◆ **DATA SUPPLIED**
-- START --

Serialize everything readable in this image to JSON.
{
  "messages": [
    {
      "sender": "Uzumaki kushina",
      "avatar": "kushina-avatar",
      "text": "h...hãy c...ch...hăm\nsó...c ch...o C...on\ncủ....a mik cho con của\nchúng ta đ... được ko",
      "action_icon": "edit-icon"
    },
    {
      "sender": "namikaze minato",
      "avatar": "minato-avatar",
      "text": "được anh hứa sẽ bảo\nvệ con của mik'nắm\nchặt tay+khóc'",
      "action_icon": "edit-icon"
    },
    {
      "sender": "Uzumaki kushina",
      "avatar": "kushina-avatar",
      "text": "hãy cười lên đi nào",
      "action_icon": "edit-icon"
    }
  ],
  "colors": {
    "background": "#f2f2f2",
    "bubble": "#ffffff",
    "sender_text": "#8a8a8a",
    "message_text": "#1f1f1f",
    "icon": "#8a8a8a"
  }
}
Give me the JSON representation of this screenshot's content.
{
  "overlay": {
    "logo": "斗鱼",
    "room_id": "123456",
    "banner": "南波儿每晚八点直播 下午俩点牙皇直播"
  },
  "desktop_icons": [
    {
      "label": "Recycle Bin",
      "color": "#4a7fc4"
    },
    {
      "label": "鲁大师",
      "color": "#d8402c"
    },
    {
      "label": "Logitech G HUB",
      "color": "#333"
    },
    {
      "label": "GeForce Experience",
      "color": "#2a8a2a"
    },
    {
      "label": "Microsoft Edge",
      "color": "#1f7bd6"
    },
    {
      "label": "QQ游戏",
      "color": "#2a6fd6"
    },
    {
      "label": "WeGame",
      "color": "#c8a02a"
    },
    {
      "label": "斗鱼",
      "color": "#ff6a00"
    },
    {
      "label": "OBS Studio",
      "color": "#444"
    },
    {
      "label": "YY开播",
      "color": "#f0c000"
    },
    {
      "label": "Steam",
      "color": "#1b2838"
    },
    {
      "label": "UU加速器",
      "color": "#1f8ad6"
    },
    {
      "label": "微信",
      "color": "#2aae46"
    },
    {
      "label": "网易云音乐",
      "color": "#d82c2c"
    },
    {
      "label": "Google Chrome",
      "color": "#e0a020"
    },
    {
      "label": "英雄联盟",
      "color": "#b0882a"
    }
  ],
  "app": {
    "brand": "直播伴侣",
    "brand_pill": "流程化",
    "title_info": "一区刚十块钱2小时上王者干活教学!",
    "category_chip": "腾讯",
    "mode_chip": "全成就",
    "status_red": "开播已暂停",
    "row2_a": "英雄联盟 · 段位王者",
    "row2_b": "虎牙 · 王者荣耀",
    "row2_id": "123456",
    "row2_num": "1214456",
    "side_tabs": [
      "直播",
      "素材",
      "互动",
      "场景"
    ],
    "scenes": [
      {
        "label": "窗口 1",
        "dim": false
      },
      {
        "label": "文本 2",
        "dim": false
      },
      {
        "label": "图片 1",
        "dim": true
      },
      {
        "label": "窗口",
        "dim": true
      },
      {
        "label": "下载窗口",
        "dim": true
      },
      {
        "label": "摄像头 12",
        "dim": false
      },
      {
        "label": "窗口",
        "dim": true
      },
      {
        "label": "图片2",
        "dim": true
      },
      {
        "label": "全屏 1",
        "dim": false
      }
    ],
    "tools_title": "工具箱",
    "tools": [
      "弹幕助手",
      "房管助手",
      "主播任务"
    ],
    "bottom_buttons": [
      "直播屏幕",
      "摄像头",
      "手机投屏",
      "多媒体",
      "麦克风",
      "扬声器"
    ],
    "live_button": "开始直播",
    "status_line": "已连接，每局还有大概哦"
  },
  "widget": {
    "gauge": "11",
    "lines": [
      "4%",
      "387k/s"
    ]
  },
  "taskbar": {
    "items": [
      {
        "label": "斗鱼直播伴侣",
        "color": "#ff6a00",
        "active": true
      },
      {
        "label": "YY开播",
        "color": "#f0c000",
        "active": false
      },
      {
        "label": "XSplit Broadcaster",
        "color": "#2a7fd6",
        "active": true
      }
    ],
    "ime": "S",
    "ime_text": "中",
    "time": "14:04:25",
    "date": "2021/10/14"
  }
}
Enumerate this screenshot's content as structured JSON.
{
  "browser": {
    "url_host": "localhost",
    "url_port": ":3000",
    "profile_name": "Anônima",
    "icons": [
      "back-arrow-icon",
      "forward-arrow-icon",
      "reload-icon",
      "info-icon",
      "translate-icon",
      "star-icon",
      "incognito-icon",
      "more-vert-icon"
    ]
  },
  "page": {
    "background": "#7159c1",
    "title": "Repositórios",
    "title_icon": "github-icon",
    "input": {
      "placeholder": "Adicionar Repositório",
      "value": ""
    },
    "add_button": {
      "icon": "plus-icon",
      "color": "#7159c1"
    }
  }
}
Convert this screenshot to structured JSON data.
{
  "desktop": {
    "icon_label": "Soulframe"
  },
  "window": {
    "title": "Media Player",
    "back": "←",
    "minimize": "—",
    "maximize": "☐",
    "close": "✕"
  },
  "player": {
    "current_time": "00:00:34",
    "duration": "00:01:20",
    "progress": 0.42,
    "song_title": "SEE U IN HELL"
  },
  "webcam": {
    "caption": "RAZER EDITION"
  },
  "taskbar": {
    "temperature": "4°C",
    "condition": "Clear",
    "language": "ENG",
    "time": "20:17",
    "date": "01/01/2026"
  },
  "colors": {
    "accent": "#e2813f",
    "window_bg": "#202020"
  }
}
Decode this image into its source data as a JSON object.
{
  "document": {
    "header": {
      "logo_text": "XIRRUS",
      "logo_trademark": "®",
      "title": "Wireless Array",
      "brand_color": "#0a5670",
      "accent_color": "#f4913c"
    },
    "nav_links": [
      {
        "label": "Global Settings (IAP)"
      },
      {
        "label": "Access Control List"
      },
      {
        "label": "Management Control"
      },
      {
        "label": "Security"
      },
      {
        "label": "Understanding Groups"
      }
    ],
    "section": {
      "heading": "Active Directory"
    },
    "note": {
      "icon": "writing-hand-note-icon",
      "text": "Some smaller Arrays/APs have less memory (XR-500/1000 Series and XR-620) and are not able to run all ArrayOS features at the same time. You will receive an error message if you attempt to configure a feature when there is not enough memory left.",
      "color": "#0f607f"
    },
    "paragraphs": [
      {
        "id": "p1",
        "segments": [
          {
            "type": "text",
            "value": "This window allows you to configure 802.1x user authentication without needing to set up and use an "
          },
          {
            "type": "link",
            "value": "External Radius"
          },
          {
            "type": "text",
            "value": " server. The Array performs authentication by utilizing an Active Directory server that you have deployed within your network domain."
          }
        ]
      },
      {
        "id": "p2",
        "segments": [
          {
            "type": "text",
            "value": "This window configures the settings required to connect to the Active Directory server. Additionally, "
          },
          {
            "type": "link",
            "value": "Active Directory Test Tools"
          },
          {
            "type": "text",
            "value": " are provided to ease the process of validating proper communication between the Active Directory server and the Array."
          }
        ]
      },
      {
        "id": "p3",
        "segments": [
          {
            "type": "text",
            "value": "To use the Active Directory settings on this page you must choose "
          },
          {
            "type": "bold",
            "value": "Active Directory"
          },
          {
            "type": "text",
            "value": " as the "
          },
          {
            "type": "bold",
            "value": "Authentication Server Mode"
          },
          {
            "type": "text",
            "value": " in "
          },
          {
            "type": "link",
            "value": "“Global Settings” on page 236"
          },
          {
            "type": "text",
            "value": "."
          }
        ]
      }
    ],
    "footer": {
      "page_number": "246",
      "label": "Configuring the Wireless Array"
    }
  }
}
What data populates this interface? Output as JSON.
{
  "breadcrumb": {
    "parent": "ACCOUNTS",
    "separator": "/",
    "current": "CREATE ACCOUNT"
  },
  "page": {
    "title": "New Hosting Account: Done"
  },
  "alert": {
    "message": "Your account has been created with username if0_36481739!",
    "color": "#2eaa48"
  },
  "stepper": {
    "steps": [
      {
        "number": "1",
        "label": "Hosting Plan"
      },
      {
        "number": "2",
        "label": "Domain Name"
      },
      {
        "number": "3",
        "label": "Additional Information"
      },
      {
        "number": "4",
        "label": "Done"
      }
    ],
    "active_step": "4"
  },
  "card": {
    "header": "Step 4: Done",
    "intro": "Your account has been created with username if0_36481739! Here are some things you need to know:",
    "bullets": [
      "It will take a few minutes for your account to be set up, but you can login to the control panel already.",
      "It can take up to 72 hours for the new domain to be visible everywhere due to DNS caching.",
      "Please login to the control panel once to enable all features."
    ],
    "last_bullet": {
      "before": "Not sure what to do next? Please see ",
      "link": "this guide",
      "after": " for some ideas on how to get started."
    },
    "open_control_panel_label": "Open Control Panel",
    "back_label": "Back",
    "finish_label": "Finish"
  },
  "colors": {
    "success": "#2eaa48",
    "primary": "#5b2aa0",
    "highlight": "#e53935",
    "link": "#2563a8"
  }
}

-- END --

◆ **STATED EXERCISE**
Identify every line above with the string "username" in it. Copy those lines.

◆ **WRITTEN SOLUTION**
    "message": "Your account has been created with username if0_36481739!",
    "intro": "Your account has been created with username if0_36481739! Here are some things you need to know:",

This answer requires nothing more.